___ Dataset records
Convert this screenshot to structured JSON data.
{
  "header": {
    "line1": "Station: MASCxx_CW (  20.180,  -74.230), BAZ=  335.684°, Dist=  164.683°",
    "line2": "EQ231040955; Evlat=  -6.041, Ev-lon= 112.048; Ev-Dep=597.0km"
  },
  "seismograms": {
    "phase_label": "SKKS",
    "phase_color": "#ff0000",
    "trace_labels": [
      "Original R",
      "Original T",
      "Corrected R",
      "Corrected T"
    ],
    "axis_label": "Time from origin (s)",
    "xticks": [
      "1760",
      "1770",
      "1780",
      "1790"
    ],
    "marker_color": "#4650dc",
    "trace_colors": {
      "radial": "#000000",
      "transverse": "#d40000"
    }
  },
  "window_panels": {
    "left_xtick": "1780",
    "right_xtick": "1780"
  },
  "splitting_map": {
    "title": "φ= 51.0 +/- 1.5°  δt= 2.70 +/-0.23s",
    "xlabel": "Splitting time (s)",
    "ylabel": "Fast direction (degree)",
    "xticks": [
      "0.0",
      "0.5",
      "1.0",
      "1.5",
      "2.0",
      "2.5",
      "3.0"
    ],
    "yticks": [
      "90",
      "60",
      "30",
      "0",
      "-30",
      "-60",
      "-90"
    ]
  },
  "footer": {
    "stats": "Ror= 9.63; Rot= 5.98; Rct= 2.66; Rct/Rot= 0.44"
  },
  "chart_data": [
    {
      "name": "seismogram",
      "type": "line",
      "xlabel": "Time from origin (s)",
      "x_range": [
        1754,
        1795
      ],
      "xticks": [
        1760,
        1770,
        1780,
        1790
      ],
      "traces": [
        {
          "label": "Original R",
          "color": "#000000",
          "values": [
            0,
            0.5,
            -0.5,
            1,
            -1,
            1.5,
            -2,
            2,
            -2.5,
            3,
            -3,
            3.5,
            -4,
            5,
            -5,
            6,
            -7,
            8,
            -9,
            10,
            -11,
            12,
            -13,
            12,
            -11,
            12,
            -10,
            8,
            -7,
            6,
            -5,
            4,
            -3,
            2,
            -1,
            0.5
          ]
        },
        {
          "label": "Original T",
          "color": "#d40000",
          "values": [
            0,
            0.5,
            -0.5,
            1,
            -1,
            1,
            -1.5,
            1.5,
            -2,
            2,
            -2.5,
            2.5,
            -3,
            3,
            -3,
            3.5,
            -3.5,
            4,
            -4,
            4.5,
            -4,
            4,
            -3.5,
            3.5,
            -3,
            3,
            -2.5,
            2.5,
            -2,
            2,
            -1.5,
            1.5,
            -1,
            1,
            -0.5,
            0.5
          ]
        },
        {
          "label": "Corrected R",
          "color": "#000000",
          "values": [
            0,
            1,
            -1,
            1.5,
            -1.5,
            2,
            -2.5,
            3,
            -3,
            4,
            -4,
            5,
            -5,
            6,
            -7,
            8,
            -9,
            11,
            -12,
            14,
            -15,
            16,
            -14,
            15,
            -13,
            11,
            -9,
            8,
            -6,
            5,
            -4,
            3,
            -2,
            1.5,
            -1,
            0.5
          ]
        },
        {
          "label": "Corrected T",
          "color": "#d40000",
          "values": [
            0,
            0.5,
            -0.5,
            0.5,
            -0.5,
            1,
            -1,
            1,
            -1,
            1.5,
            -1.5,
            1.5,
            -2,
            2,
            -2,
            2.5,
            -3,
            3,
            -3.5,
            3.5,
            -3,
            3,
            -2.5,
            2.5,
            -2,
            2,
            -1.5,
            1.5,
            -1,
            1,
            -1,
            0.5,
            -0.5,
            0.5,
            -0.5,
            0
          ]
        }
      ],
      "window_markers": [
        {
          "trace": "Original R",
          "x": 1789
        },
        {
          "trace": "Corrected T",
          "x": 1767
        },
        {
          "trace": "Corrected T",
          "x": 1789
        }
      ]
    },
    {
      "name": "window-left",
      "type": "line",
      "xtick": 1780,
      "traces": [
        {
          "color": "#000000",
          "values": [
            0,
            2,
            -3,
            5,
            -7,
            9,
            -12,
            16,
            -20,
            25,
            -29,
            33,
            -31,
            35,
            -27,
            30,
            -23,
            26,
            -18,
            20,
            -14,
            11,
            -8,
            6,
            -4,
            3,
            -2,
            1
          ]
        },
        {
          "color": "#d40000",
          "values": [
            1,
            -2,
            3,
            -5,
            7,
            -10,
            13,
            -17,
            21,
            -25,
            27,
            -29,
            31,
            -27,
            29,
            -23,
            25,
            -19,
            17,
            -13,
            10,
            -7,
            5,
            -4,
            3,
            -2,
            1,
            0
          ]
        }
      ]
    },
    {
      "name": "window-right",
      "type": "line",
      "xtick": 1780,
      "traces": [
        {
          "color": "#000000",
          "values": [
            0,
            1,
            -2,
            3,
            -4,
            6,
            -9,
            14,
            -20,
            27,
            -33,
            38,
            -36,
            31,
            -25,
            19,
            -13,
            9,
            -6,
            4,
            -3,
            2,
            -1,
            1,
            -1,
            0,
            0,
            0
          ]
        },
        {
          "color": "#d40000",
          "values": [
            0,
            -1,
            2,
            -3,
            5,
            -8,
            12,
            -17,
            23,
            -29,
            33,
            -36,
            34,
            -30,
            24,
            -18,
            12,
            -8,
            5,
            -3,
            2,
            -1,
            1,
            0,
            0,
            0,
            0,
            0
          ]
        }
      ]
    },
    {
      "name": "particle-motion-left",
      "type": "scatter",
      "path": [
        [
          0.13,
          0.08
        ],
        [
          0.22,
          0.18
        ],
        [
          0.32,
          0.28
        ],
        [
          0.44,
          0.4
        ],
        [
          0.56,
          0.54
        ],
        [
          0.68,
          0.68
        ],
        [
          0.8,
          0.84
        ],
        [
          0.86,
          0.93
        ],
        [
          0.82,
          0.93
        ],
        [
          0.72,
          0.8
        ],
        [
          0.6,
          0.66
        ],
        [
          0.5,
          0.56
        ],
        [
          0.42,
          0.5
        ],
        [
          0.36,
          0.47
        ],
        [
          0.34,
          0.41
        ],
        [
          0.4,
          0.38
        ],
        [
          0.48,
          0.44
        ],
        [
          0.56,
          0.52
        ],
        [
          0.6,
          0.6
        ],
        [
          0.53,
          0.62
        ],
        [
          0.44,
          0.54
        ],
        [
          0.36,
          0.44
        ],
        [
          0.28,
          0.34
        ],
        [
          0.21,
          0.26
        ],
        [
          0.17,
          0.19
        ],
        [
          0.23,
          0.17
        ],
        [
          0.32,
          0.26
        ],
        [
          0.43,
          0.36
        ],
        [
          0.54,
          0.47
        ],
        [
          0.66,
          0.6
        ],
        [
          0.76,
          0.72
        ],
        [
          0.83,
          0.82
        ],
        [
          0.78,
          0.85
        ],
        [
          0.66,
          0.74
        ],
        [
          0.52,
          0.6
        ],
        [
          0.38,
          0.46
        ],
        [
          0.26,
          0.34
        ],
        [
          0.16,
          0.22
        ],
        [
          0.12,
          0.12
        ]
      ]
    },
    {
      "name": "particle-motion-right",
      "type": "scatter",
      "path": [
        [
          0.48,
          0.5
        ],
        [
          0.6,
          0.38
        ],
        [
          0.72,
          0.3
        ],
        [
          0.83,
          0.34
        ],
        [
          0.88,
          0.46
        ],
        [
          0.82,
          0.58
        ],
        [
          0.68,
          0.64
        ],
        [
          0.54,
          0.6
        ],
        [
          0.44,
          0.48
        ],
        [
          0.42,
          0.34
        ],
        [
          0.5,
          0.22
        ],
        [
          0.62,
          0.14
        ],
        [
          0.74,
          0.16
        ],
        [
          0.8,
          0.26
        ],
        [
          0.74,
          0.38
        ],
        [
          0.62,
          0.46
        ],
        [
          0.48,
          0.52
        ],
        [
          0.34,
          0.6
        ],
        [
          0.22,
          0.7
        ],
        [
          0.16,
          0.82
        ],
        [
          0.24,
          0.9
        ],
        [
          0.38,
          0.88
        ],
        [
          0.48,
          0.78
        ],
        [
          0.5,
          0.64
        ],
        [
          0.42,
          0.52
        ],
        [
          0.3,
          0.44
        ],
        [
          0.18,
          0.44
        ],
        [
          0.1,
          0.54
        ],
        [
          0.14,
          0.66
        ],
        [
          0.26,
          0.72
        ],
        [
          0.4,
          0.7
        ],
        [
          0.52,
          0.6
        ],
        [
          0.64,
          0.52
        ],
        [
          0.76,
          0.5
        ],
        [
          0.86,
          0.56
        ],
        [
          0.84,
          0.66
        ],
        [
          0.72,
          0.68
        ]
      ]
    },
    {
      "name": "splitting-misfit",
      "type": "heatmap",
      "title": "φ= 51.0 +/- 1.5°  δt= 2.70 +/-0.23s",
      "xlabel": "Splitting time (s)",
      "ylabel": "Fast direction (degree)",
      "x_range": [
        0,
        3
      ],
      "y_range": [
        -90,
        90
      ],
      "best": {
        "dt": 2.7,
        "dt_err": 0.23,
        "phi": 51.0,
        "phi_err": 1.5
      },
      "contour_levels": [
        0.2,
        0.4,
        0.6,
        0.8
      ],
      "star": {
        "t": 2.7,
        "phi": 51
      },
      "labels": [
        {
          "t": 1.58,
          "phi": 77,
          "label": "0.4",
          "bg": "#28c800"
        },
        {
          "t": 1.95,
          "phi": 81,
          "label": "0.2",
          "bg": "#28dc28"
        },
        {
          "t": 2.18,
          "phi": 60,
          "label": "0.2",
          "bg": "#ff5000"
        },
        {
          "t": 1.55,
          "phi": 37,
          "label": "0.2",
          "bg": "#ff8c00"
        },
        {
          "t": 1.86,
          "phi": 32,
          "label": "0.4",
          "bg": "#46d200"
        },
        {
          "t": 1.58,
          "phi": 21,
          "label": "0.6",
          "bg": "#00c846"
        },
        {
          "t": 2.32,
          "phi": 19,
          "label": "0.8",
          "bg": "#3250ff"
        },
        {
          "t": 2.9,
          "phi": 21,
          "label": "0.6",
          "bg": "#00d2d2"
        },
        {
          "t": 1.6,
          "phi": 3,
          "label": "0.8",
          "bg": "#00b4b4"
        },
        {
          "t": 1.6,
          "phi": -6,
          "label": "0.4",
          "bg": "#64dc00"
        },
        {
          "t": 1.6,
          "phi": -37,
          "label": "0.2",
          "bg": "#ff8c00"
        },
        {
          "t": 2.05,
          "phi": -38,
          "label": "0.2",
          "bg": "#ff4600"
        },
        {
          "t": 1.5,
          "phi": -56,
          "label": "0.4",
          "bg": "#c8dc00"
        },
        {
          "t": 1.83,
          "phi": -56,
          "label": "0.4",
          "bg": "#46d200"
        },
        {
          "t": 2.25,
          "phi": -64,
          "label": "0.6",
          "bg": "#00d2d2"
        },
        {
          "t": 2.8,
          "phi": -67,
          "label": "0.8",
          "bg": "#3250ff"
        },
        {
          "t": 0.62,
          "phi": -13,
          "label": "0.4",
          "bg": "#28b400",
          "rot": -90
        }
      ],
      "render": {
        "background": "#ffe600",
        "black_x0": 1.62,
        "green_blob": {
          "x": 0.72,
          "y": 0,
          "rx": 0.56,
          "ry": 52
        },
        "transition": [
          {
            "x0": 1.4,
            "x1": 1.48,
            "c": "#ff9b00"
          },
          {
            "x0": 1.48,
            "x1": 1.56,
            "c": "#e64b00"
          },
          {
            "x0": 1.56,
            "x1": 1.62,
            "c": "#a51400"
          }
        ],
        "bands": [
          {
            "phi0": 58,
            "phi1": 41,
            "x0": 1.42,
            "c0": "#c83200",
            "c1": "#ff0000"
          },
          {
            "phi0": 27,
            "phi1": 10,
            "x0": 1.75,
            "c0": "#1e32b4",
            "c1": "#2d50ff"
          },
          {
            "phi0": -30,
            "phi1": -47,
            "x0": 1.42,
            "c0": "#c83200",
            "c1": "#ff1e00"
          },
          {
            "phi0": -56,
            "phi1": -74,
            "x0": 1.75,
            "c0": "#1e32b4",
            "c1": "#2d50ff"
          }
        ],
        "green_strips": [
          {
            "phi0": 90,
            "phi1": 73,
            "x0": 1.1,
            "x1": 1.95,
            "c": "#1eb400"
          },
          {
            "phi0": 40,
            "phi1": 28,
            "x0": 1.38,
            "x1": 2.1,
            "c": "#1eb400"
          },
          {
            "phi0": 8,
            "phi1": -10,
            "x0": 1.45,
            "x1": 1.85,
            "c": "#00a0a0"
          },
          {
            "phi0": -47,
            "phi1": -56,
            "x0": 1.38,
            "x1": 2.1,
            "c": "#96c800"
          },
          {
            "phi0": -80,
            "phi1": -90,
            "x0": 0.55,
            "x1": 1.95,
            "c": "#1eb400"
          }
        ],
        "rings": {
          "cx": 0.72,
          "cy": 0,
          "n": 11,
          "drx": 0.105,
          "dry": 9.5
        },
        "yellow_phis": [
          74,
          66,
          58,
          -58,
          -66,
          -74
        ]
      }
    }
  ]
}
______
- Exercise task -
Take every line from the data that contains the word "name".

- Output below -
      "name": "seismogram",
      "name": "window-left",
      "name": "window-right",
      "name": "particle-motion-left",
      "name": "particle-motion-right",
      "name": "splitting-misfit",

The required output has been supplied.